» **The records**:
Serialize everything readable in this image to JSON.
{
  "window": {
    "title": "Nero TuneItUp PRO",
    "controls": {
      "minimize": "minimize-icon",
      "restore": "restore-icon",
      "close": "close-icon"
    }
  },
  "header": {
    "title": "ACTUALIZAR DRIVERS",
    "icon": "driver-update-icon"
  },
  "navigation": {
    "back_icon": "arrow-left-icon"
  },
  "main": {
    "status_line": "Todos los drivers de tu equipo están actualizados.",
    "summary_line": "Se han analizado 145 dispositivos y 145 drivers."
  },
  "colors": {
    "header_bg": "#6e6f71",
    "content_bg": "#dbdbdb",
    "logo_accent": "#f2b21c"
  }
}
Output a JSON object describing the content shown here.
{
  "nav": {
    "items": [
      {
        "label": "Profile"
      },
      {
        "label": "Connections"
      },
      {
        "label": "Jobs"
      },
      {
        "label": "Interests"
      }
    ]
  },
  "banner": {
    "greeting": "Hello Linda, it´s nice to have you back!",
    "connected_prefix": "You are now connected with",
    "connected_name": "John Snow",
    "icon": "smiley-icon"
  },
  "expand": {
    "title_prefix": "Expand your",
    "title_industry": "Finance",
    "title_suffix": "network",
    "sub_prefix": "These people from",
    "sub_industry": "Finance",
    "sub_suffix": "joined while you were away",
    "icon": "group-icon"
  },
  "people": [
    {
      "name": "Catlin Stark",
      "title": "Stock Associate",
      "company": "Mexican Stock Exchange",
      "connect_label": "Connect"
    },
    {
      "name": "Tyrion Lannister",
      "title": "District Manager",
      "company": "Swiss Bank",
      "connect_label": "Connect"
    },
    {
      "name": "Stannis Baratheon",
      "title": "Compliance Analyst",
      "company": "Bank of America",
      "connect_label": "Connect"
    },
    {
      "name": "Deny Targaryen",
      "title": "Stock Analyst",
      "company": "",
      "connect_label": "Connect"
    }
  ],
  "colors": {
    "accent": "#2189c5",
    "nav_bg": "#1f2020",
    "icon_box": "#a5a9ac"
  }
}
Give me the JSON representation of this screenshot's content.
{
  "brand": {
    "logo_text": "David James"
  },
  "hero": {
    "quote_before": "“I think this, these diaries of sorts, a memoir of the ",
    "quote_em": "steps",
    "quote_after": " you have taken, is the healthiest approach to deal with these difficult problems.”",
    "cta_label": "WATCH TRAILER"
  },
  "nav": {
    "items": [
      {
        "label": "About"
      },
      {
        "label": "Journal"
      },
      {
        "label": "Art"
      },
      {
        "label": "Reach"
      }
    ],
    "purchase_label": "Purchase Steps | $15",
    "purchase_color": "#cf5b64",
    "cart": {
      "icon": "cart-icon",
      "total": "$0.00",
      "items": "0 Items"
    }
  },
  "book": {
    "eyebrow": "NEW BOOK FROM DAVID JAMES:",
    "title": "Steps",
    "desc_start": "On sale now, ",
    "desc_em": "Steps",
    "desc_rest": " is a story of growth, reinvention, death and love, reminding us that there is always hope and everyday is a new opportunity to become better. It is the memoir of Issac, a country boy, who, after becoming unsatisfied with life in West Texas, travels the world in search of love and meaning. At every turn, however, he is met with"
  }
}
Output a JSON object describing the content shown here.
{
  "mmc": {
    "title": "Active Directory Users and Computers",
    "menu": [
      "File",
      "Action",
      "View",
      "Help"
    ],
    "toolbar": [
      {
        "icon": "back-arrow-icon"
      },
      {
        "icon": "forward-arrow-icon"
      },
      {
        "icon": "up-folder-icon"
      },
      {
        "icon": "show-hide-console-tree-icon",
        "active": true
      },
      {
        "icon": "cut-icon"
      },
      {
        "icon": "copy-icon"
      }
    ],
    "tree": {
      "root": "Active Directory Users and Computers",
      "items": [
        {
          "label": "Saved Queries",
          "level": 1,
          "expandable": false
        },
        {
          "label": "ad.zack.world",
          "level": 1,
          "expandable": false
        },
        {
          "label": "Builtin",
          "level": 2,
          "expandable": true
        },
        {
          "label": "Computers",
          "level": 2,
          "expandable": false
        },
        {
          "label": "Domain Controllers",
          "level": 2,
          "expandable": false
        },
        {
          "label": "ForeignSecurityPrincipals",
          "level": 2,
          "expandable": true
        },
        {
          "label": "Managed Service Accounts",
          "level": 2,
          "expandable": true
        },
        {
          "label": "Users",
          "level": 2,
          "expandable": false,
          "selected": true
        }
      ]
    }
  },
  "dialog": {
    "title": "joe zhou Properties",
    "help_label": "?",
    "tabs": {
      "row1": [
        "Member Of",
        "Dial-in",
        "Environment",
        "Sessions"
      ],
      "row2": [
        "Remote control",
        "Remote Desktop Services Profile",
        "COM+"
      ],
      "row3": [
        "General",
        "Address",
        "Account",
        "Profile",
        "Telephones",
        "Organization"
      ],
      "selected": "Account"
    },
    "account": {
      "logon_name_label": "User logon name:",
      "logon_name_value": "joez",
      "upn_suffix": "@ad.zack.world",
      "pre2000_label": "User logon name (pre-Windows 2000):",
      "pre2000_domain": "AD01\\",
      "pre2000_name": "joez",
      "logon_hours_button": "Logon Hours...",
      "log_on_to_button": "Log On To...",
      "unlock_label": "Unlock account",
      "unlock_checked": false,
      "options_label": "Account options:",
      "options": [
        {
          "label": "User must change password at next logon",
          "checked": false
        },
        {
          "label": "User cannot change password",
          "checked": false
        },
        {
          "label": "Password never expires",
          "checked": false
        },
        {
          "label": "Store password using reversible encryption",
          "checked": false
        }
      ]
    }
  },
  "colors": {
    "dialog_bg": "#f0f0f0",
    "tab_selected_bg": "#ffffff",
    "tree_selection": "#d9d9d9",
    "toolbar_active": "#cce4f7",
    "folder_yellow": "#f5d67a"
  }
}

» **Exercise objective**: Return the listing above in full, character for character.

» **Full response**:
Serialize everything readable in this image to JSON.
{
  "window": {
    "title": "Nero TuneItUp PRO",
    "controls": {
      "minimize": "minimize-icon",
      "restore": "restore-icon",
      "close": "close-icon"
    }
  },
  "header": {
    "title": "ACTUALIZAR DRIVERS",
    "icon": "driver-update-icon"
  },
  "navigation": {
    "back_icon": "arrow-left-icon"
  },
  "main": {
    "status_line": "Todos los drivers de tu equipo están actualizados.",
    "summary_line": "Se han analizado 145 dispositivos y 145 drivers."
  },
  "colors": {
    "header_bg": "#6e6f71",
    "content_bg": "#dbdbdb",
    "logo_accent": "#f2b21c"
  }
}
Output a JSON object describing the content shown here.
{
  "nav": {
    "items": [
      {
        "label": "Profile"
      },
      {
        "label": "Connections"
      },
      {
        "label": "Jobs"
      },
      {
        "label": "Interests"
      }
    ]
  },
  "banner": {
    "greeting": "Hello Linda, it´s nice to have you back!",
    "connected_prefix": "You are now connected with",
    "connected_name": "John Snow",
    "icon": "smiley-icon"
  },
  "expand": {
    "title_prefix": "Expand your",
    "title_industry": "Finance",
    "title_suffix": "network",
    "sub_prefix": "These people from",
    "sub_industry": "Finance",
    "sub_suffix": "joined while you were away",
    "icon": "group-icon"
  },
  "people": [
    {
      "name": "Catlin Stark",
      "title": "Stock Associate",
      "company": "Mexican Stock Exchange",
      "connect_label": "Connect"
    },
    {
      "name": "Tyrion Lannister",
      "title": "District Manager",
      "company": "Swiss Bank",
      "connect_label": "Connect"
    },
    {
      "name": "Stannis Baratheon",
      "title": "Compliance Analyst",
      "company": "Bank of America",
      "connect_label": "Connect"
    },
    {
      "name": "Deny Targaryen",
      "title": "Stock Analyst",
      "company": "",
      "connect_label": "Connect"
    }
  ],
  "colors": {
    "accent": "#2189c5",
    "nav_bg": "#1f2020",
    "icon_box": "#a5a9ac"
  }
}
Give me the JSON representation of this screenshot's content.
{
  "brand": {
    "logo_text": "David James"
  },
  "hero": {
    "quote_before": "“I think this, these diaries of sorts, a memoir of the ",
    "quote_em": "steps",
    "quote_after": " you have taken, is the healthiest approach to deal with these difficult problems.”",
    "cta_label": "WATCH TRAILER"
  },
  "nav": {
    "items": [
      {
        "label": "About"
      },
      {
        "label": "Journal"
      },
      {
        "label": "Art"
      },
      {
        "label": "Reach"
      }
    ],
    "purchase_label": "Purchase Steps | $15",
    "purchase_color": "#cf5b64",
    "cart": {
      "icon": "cart-icon",
      "total": "$0.00",
      "items": "0 Items"
    }
  },
  "book": {
    "eyebrow": "NEW BOOK FROM DAVID JAMES:",
    "title": "Steps",
    "desc_start": "On sale now, ",
    "desc_em": "Steps",
    "desc_rest": " is a story of growth, reinvention, death and love, reminding us that there is always hope and everyday is a new opportunity to become better. It is the memoir of Issac, a country boy, who, after becoming unsatisfied with life in West Texas, travels the world in search of love and meaning. At every turn, however, he is met with"
  }
}
Output a JSON object describing the content shown here.
{
  "mmc": {
    "title": "Active Directory Users and Computers",
    "menu": [
      "File",
      "Action",
      "View",
      "Help"
    ],
    "toolbar": [
      {
        "icon": "back-arrow-icon"
      },
      {
        "icon": "forward-arrow-icon"
      },
      {
        "icon": "up-folder-icon"
      },
      {
        "icon": "show-hide-console-tree-icon",
        "active": true
      },
      {
        "icon": "cut-icon"
      },
      {
        "icon": "copy-icon"
      }
    ],
    "tree": {
      "root": "Active Directory Users and Computers",
      "items": [
        {
          "label": "Saved Queries",
          "level": 1,
          "expandable": false
        },
        {
          "label": "ad.zack.world",
          "level": 1,
          "expandable": false
        },
        {
          "label": "Builtin",
          "level": 2,
          "expandable": true
        },
        {
          "label": "Computers",
          "level": 2,
          "expandable": false
        },
        {
          "label": "Domain Controllers",
          "level": 2,
          "expandable": false
        },
        {
          "label": "ForeignSecurityPrincipals",
          "level": 2,
          "expandable": true
        },
        {
          "label": "Managed Service Accounts",
          "level": 2,
          "expandable": true
        },
        {
          "label": "Users",
          "level": 2,
          "expandable": false,
          "selected": true
        }
      ]
    }
  },
  "dialog": {
    "title": "joe zhou Properties",
    "help_label": "?",
    "tabs": {
      "row1": [
        "Member Of",
        "Dial-in",
        "Environment",
        "Sessions"
      ],
      "row2": [
        "Remote control",
        "Remote Desktop Services Profile",
        "COM+"
      ],
      "row3": [
        "General",
        "Address",
        "Account",
        "Profile",
        "Telephones",
        "Organization"
      ],
      "selected": "Account"
    },
    "account": {
      "logon_name_label": "User logon name:",
      "logon_name_value": "joez",
      "upn_suffix": "@ad.zack.world",
      "pre2000_label": "User logon name (pre-Windows 2000):",
      "pre2000_domain": "AD01\\",
      "pre2000_name": "joez",
      "logon_hours_button": "Logon Hours...",
      "log_on_to_button": "Log On To...",
      "unlock_label": "Unlock account",
      "unlock_checked": false,
      "options_label": "Account options:",
      "options": [
        {
          "label": "User must change password at next logon",
          "checked": false
        },
        {
          "label": "User cannot change password",
          "checked": false
        },
        {
          "label": "Password never expires",
          "checked": false
        },
        {
          "label": "Store password using reversible encryption",
          "checked": false
        }
      ]
    }
  },
  "colors": {
    "dialog_bg": "#f0f0f0",
    "tab_selected_bg": "#ffffff",
    "tree_selection": "#d9d9d9",
    "toolbar_active": "#cce4f7",
    "folder_yellow": "#f5d67a"
  }
}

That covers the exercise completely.